Written task: Set the listing down again exactly, please, apart from its pictures.
--- Start Dataset entries ---
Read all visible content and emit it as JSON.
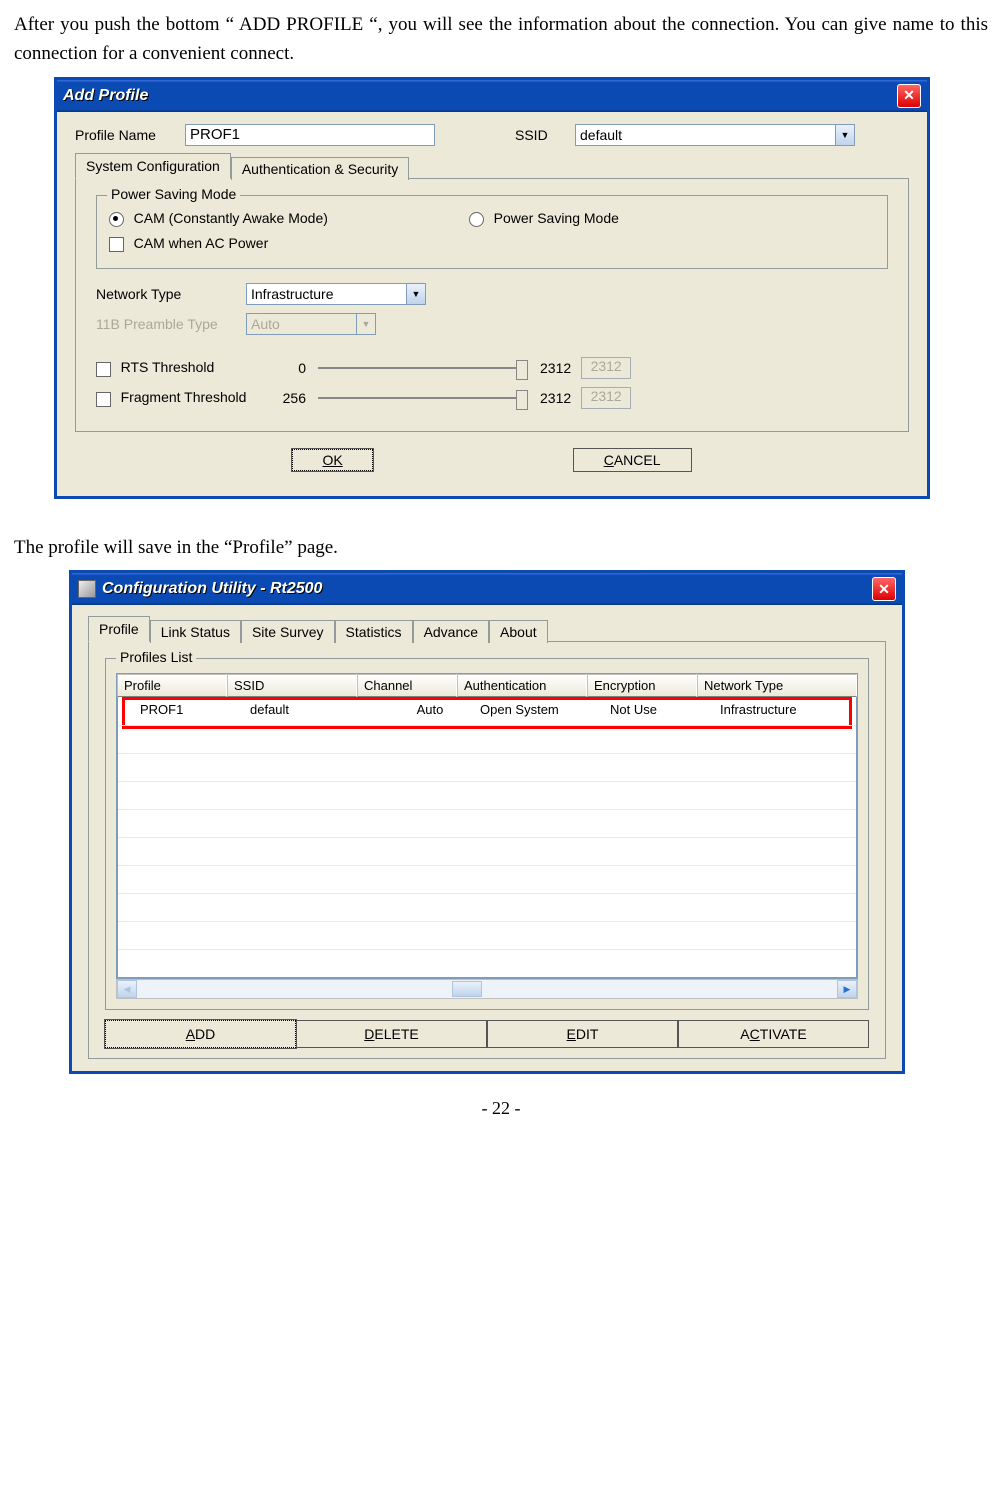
{
  "intro": "After you push the bottom “ ADD PROFILE “, you will see the information about the connection. You can give name to this connection for a convenient connect.",
  "dlg1": {
    "title": "Add Profile",
    "profileNameLabel": "Profile Name",
    "profileNameValue": "PROF1",
    "ssidLabel": "SSID",
    "ssidValue": "default",
    "tabs": [
      "System Configuration",
      "Authentication & Security"
    ],
    "group": "Power Saving Mode",
    "opt1": "CAM (Constantly Awake Mode)",
    "opt2": "Power Saving Mode",
    "chk1": "CAM when AC Power",
    "netTypeLabel": "Network Type",
    "netTypeValue": "Infrastructure",
    "preambleLabel": "11B Preamble Type",
    "preambleValue": "Auto",
    "rtsLabel": "RTS Threshold",
    "rtsMin": "0",
    "rtsMax": "2312",
    "rtsVal": "2312",
    "fragLabel": "Fragment Threshold",
    "fragMin": "256",
    "fragMax": "2312",
    "fragVal": "2312",
    "ok": "OK",
    "cancel": "CANCEL"
  },
  "mid": "The profile will save in the “Profile” page.",
  "dlg2": {
    "title": "Configuration Utility - Rt2500",
    "tabs": [
      "Profile",
      "Link Status",
      "Site Survey",
      "Statistics",
      "Advance",
      "About"
    ],
    "group": "Profiles List",
    "cols": [
      "Profile",
      "SSID",
      "Channel",
      "Authentication",
      "Encryption",
      "Network Type"
    ],
    "row": [
      "PROF1",
      "default",
      "Auto",
      "Open System",
      "Not Use",
      "Infrastructure"
    ],
    "btns": [
      "ADD",
      "DELETE",
      "EDIT",
      "ACTIVATE"
    ]
  },
  "page": "- 22 -"
}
--- End Dataset entries ---
In response:
Read all visible content and emit it as JSON.
{
  "intro": "After you push the bottom “ ADD PROFILE “, you will see the information about the connection. You can give name to this connection for a convenient connect.",
  "dlg1": {
    "title": "Add Profile",
    "profileNameLabel": "Profile Name",
    "profileNameValue": "PROF1",
    "ssidLabel": "SSID",
    "ssidValue": "default",
    "tabs": [
      "System Configuration",
      "Authentication & Security"
    ],
    "group": "Power Saving Mode",
    "opt1": "CAM (Constantly Awake Mode)",
    "opt2": "Power Saving Mode",
    "chk1": "CAM when AC Power",
    "netTypeLabel": "Network Type",
    "netTypeValue": "Infrastructure",
    "preambleLabel": "11B Preamble Type",
    "preambleValue": "Auto",
    "rtsLabel": "RTS Threshold",
    "rtsMin": "0",
    "rtsMax": "2312",
    "rtsVal": "2312",
    "fragLabel": "Fragment Threshold",
    "fragMin": "256",
    "fragMax": "2312",
    "fragVal": "2312",
    "ok": "OK",
    "cancel": "CANCEL"
  },
  "mid": "The profile will save in the “Profile” page.",
  "dlg2": {
    "title": "Configuration Utility - Rt2500",
    "tabs": [
      "Profile",
      "Link Status",
      "Site Survey",
      "Statistics",
      "Advance",
      "About"
    ],
    "group": "Profiles List",
    "cols": [
      "Profile",
      "SSID",
      "Channel",
      "Authentication",
      "Encryption",
      "Network Type"
    ],
    "row": [
      "PROF1",
      "default",
      "Auto",
      "Open System",
      "Not Use",
      "Infrastructure"
    ],
    "btns": [
      "ADD",
      "DELETE",
      "EDIT",
      "ACTIVATE"
    ]
  },
  "page": "- 22 -"
}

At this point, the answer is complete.